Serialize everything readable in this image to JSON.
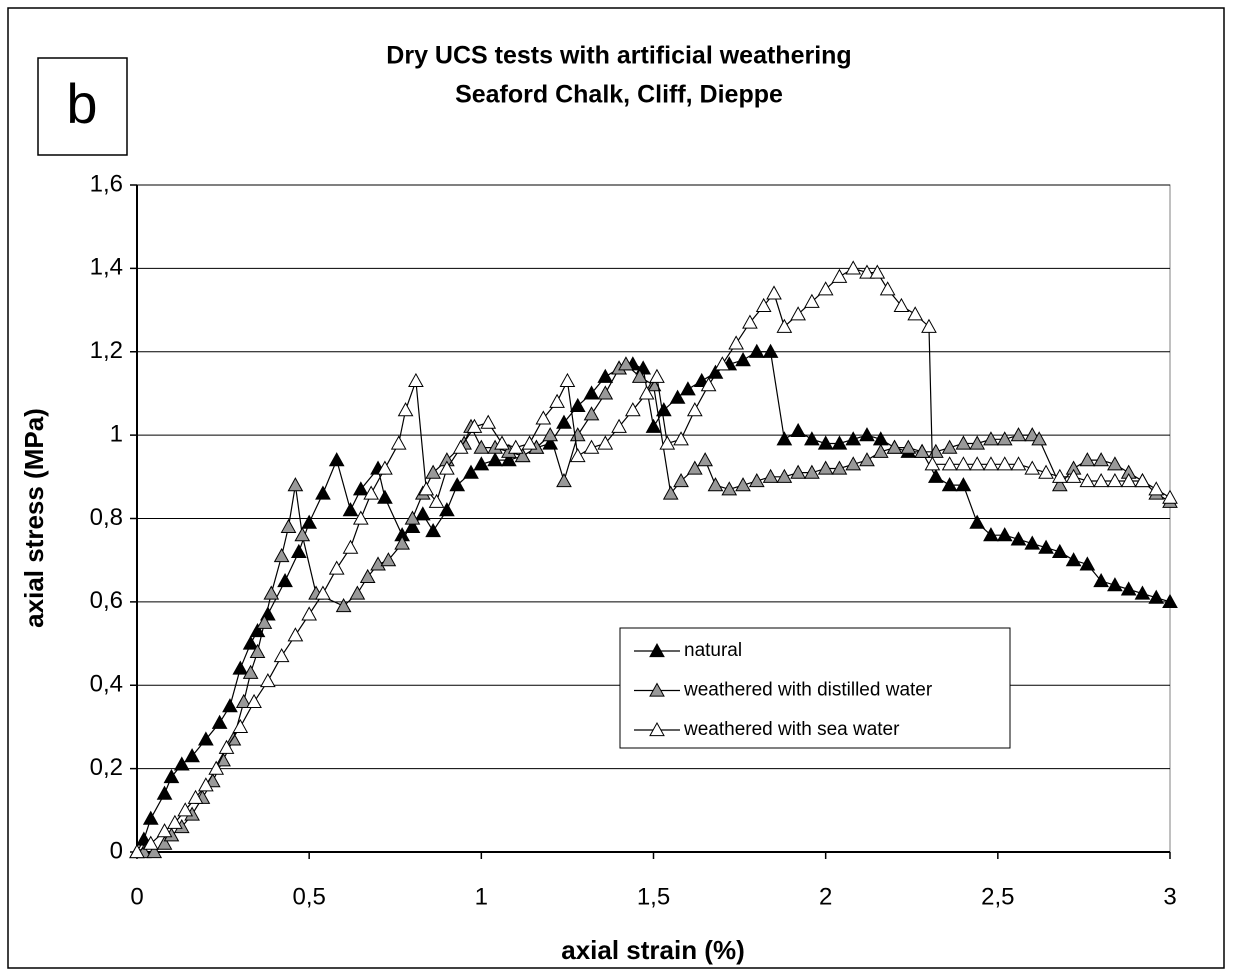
{
  "chart_data": {
    "type": "line",
    "panel_label": "b",
    "title": [
      "Dry UCS tests with artificial weathering",
      "Seaford Chalk, Cliff, Dieppe"
    ],
    "x_label": "axial strain (%)",
    "y_label": "axial stress (MPa)",
    "xlim": [
      0,
      3
    ],
    "ylim": [
      0,
      1.6
    ],
    "xticks": [
      0,
      {
        "value": 0.5,
        "label": "0,5"
      },
      1,
      {
        "value": 1.5,
        "label": "1,5"
      },
      2,
      {
        "value": 2.5,
        "label": "2,5"
      },
      3
    ],
    "yticks": [
      0,
      {
        "value": 0.2,
        "label": "0,2"
      },
      {
        "value": 0.4,
        "label": "0,4"
      },
      {
        "value": 0.6,
        "label": "0,6"
      },
      {
        "value": 0.8,
        "label": "0,8"
      },
      1,
      {
        "value": 1.2,
        "label": "1,2"
      },
      {
        "value": 1.4,
        "label": "1,4"
      },
      {
        "value": 1.6,
        "label": "1,6"
      }
    ],
    "grid": true,
    "series": [
      {
        "name": "natural",
        "color": "#000000",
        "x": [
          0,
          0.02,
          0.04,
          0.08,
          0.1,
          0.13,
          0.16,
          0.2,
          0.24,
          0.27,
          0.3,
          0.33,
          0.35,
          0.38,
          0.43,
          0.47,
          0.5,
          0.54,
          0.58,
          0.62,
          0.65,
          0.7,
          0.72,
          0.77,
          0.8,
          0.83,
          0.86,
          0.9,
          0.93,
          0.97,
          1.0,
          1.04,
          1.08,
          1.12,
          1.16,
          1.2,
          1.24,
          1.28,
          1.32,
          1.36,
          1.4,
          1.44,
          1.47,
          1.5,
          1.53,
          1.57,
          1.6,
          1.64,
          1.68,
          1.72,
          1.76,
          1.8,
          1.84,
          1.88,
          1.92,
          1.96,
          2.0,
          2.04,
          2.08,
          2.12,
          2.16,
          2.2,
          2.24,
          2.28,
          2.32,
          2.36,
          2.4,
          2.44,
          2.48,
          2.52,
          2.56,
          2.6,
          2.64,
          2.68,
          2.72,
          2.76,
          2.8,
          2.84,
          2.88,
          2.92,
          2.96,
          3.0
        ],
        "values": [
          0,
          0.03,
          0.08,
          0.14,
          0.18,
          0.21,
          0.23,
          0.27,
          0.31,
          0.35,
          0.44,
          0.5,
          0.53,
          0.57,
          0.65,
          0.72,
          0.79,
          0.86,
          0.94,
          0.82,
          0.87,
          0.92,
          0.85,
          0.76,
          0.78,
          0.81,
          0.77,
          0.82,
          0.88,
          0.91,
          0.93,
          0.94,
          0.94,
          0.95,
          0.97,
          0.98,
          1.03,
          1.07,
          1.1,
          1.14,
          1.16,
          1.17,
          1.16,
          1.02,
          1.06,
          1.09,
          1.11,
          1.13,
          1.15,
          1.17,
          1.18,
          1.2,
          1.2,
          0.99,
          1.01,
          0.99,
          0.98,
          0.98,
          0.99,
          1.0,
          0.99,
          0.97,
          0.96,
          0.96,
          0.9,
          0.88,
          0.88,
          0.79,
          0.76,
          0.76,
          0.75,
          0.74,
          0.73,
          0.72,
          0.7,
          0.69,
          0.65,
          0.64,
          0.63,
          0.62,
          0.61,
          0.6
        ]
      },
      {
        "name": "weathered with distilled water",
        "color": "#999999",
        "x": [
          0.02,
          0.05,
          0.08,
          0.1,
          0.13,
          0.16,
          0.19,
          0.22,
          0.25,
          0.28,
          0.31,
          0.33,
          0.35,
          0.37,
          0.39,
          0.42,
          0.44,
          0.46,
          0.48,
          0.52,
          0.6,
          0.64,
          0.67,
          0.7,
          0.73,
          0.77,
          0.8,
          0.83,
          0.86,
          0.9,
          0.95,
          0.97,
          1.0,
          1.04,
          1.08,
          1.12,
          1.16,
          1.2,
          1.24,
          1.28,
          1.32,
          1.36,
          1.4,
          1.42,
          1.46,
          1.5,
          1.55,
          1.58,
          1.62,
          1.65,
          1.68,
          1.72,
          1.76,
          1.8,
          1.84,
          1.88,
          1.92,
          1.96,
          2.0,
          2.04,
          2.08,
          2.12,
          2.16,
          2.2,
          2.24,
          2.28,
          2.32,
          2.36,
          2.4,
          2.44,
          2.48,
          2.52,
          2.56,
          2.6,
          2.62,
          2.68,
          2.72,
          2.76,
          2.8,
          2.84,
          2.88,
          2.92,
          2.96,
          3.0
        ],
        "values": [
          0,
          0,
          0.02,
          0.04,
          0.06,
          0.09,
          0.13,
          0.17,
          0.22,
          0.27,
          0.36,
          0.43,
          0.48,
          0.55,
          0.62,
          0.71,
          0.78,
          0.88,
          0.76,
          0.62,
          0.59,
          0.62,
          0.66,
          0.69,
          0.7,
          0.74,
          0.8,
          0.86,
          0.91,
          0.94,
          0.98,
          1.02,
          0.97,
          0.97,
          0.96,
          0.95,
          0.97,
          1.0,
          0.89,
          1.0,
          1.05,
          1.1,
          1.16,
          1.17,
          1.14,
          1.12,
          0.86,
          0.89,
          0.92,
          0.94,
          0.88,
          0.87,
          0.88,
          0.89,
          0.9,
          0.9,
          0.91,
          0.91,
          0.92,
          0.92,
          0.93,
          0.94,
          0.96,
          0.97,
          0.97,
          0.96,
          0.96,
          0.97,
          0.98,
          0.98,
          0.99,
          0.99,
          1.0,
          1.0,
          0.99,
          0.88,
          0.92,
          0.94,
          0.94,
          0.93,
          0.91,
          0.89,
          0.86,
          0.84
        ]
      },
      {
        "name": "weathered with sea water",
        "color": "#ffffff",
        "x": [
          0.0,
          0.04,
          0.08,
          0.11,
          0.14,
          0.17,
          0.2,
          0.23,
          0.26,
          0.3,
          0.34,
          0.38,
          0.42,
          0.46,
          0.5,
          0.54,
          0.58,
          0.62,
          0.65,
          0.68,
          0.72,
          0.76,
          0.78,
          0.81,
          0.84,
          0.87,
          0.9,
          0.94,
          0.98,
          1.02,
          1.06,
          1.1,
          1.14,
          1.18,
          1.22,
          1.25,
          1.28,
          1.32,
          1.36,
          1.4,
          1.44,
          1.48,
          1.51,
          1.54,
          1.58,
          1.62,
          1.66,
          1.7,
          1.74,
          1.78,
          1.82,
          1.85,
          1.88,
          1.92,
          1.96,
          2.0,
          2.04,
          2.08,
          2.12,
          2.15,
          2.18,
          2.22,
          2.26,
          2.3,
          2.31,
          2.36,
          2.4,
          2.44,
          2.48,
          2.52,
          2.56,
          2.6,
          2.64,
          2.68,
          2.72,
          2.76,
          2.8,
          2.84,
          2.88,
          2.92,
          2.96,
          3.0
        ],
        "values": [
          0.0,
          0.02,
          0.05,
          0.07,
          0.1,
          0.13,
          0.16,
          0.2,
          0.25,
          0.3,
          0.36,
          0.41,
          0.47,
          0.52,
          0.57,
          0.62,
          0.68,
          0.73,
          0.8,
          0.86,
          0.92,
          0.98,
          1.06,
          1.13,
          0.87,
          0.84,
          0.92,
          0.97,
          1.02,
          1.03,
          0.98,
          0.97,
          0.98,
          1.04,
          1.08,
          1.13,
          0.95,
          0.97,
          0.98,
          1.02,
          1.06,
          1.1,
          1.14,
          0.98,
          0.99,
          1.06,
          1.12,
          1.17,
          1.22,
          1.27,
          1.31,
          1.34,
          1.26,
          1.29,
          1.32,
          1.35,
          1.38,
          1.4,
          1.39,
          1.39,
          1.35,
          1.31,
          1.29,
          1.26,
          0.93,
          0.93,
          0.93,
          0.93,
          0.93,
          0.93,
          0.93,
          0.92,
          0.91,
          0.9,
          0.9,
          0.89,
          0.89,
          0.89,
          0.89,
          0.89,
          0.87,
          0.85
        ]
      }
    ]
  }
}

========================================

Your goal ->
Return each line with "weathered".

The output ->
        "name": "weathered with distilled water",
        "name": "weathered with sea water",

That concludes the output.